- _WHAT IS ASKED_:
Say how many lines contain "type"; the answer is the number alone.

************

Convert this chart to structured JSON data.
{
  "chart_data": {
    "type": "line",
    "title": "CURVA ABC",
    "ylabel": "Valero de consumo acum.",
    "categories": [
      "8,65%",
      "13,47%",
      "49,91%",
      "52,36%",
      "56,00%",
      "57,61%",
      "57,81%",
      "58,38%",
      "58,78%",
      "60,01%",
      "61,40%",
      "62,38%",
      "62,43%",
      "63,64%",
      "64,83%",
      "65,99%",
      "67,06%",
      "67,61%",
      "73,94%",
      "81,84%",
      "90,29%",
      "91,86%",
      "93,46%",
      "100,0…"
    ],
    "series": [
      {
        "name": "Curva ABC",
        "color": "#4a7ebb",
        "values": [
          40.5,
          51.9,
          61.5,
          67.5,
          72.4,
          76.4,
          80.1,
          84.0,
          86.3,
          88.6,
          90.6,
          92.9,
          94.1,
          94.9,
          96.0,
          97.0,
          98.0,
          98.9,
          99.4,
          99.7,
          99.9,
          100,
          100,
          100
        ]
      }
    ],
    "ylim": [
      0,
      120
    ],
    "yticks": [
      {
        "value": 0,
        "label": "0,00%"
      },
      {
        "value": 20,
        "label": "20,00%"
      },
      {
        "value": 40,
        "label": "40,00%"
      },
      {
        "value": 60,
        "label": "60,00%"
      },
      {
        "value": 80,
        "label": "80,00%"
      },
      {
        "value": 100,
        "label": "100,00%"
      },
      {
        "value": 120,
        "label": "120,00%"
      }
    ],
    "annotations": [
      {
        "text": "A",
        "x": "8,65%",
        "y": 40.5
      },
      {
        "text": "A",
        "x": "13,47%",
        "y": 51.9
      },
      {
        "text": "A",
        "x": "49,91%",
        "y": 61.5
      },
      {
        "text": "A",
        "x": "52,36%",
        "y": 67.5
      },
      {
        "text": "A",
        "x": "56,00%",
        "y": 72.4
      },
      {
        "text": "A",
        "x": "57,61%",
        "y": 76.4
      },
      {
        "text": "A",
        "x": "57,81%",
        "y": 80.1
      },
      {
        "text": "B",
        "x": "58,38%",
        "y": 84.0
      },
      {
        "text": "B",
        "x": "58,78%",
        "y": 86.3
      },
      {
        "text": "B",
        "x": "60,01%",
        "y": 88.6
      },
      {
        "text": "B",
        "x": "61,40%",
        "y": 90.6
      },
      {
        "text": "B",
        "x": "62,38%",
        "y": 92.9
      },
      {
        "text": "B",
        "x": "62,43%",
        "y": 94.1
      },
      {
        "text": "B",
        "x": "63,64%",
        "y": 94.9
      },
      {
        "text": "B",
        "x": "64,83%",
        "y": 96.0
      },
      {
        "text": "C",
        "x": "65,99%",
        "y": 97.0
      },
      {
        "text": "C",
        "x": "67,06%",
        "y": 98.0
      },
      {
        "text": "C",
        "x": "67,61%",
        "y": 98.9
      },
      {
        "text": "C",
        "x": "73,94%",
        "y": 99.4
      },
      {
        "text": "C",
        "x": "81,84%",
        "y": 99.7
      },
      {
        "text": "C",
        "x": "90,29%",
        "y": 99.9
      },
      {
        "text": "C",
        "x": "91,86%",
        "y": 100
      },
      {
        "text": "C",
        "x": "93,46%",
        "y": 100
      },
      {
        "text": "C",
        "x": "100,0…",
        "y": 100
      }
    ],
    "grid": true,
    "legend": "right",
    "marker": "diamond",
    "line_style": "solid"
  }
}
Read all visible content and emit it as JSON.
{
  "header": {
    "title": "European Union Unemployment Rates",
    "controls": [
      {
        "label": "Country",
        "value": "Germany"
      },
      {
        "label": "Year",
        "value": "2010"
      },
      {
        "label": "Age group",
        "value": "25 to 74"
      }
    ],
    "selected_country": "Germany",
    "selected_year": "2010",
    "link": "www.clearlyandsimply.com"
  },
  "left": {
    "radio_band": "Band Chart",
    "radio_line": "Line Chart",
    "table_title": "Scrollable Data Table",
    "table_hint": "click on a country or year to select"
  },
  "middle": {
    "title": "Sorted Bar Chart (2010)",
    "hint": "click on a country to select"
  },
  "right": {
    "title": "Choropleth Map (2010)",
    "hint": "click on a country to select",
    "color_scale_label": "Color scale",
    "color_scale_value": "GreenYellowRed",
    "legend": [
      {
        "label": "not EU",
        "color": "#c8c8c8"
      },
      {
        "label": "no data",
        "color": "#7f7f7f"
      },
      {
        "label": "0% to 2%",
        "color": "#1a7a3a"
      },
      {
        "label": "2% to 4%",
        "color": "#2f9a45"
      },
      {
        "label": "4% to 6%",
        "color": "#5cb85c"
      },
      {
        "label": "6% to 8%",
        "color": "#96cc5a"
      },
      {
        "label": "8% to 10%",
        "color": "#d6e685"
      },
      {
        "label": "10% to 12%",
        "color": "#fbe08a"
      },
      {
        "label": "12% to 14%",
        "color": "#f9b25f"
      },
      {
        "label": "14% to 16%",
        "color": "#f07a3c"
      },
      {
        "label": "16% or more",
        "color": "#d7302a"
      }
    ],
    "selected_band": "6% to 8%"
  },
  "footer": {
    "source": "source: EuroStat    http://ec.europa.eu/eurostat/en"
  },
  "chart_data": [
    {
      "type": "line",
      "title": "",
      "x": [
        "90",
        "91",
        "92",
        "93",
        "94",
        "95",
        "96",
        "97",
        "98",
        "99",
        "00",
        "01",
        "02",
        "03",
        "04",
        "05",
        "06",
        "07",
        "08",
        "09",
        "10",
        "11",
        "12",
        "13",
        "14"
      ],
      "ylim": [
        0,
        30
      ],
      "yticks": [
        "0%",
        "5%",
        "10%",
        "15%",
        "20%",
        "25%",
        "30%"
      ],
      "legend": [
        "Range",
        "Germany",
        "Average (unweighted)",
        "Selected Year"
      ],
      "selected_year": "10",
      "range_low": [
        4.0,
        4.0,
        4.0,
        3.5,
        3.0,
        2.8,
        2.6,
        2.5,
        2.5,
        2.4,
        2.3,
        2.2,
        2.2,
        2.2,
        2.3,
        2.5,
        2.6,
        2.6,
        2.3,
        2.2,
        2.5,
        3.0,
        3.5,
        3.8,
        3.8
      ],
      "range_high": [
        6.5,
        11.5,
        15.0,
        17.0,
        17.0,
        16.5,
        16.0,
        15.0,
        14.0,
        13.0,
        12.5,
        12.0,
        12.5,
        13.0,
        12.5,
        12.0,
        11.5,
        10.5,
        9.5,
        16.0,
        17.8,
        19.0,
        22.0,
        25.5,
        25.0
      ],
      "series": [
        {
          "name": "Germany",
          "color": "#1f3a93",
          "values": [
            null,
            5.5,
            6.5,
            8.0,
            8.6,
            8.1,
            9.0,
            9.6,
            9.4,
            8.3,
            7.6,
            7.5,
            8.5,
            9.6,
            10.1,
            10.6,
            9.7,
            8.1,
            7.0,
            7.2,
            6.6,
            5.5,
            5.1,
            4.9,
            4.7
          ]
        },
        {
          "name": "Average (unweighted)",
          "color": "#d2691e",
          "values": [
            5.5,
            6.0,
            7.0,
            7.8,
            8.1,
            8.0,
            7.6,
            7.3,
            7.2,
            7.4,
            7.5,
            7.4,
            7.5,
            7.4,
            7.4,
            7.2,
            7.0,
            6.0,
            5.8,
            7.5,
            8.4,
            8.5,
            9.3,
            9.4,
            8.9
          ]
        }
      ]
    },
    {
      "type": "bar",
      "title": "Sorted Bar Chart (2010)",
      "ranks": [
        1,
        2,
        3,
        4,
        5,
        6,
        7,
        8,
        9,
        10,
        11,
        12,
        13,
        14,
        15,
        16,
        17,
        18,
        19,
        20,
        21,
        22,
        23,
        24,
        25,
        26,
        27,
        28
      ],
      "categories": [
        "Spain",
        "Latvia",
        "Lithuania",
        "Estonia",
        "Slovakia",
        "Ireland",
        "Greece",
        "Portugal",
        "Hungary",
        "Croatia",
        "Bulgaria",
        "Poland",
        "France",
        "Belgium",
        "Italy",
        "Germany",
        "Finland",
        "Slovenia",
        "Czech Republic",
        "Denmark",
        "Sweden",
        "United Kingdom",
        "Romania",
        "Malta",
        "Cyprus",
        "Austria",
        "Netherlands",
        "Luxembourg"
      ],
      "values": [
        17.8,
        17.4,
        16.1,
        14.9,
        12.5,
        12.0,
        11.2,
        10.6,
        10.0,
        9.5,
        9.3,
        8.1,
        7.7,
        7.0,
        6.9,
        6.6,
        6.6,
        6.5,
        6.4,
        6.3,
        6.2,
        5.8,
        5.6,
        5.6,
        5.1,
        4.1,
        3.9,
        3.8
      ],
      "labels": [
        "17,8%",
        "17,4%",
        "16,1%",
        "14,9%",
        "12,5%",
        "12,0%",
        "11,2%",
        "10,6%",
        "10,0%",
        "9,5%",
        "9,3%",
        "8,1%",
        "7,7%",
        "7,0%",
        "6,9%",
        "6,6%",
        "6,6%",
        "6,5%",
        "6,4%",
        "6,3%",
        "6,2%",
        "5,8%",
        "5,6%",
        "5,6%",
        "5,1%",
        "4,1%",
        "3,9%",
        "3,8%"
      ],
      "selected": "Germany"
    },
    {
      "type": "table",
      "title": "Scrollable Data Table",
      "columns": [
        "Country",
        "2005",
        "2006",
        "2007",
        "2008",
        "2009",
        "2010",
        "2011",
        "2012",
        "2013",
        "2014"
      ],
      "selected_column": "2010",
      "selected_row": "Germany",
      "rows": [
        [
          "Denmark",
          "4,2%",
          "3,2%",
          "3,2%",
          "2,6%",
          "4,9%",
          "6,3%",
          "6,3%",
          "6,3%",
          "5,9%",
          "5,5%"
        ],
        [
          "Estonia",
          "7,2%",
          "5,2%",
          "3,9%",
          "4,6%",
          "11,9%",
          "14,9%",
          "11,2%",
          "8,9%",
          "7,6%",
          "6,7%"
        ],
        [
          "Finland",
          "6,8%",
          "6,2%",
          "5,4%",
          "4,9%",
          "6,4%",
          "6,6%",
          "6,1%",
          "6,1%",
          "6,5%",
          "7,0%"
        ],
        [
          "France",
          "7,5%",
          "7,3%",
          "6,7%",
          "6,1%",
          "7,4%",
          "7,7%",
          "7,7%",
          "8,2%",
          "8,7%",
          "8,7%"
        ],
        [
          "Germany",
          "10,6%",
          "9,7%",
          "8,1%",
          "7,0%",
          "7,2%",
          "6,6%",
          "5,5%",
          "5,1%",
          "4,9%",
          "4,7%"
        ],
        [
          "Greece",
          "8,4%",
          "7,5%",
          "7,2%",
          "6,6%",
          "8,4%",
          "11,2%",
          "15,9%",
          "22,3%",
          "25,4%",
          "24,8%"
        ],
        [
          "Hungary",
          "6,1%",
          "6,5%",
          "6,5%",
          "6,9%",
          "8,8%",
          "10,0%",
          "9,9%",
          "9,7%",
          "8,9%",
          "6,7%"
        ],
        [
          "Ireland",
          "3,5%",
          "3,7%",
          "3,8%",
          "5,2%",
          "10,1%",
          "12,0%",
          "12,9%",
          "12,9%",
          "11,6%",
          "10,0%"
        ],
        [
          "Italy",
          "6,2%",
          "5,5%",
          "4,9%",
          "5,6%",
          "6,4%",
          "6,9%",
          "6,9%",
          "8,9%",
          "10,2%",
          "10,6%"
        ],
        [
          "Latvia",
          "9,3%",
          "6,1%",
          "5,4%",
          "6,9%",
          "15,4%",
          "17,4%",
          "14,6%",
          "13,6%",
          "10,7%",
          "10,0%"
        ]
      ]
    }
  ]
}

************

- _CORRECT RESULT_:
4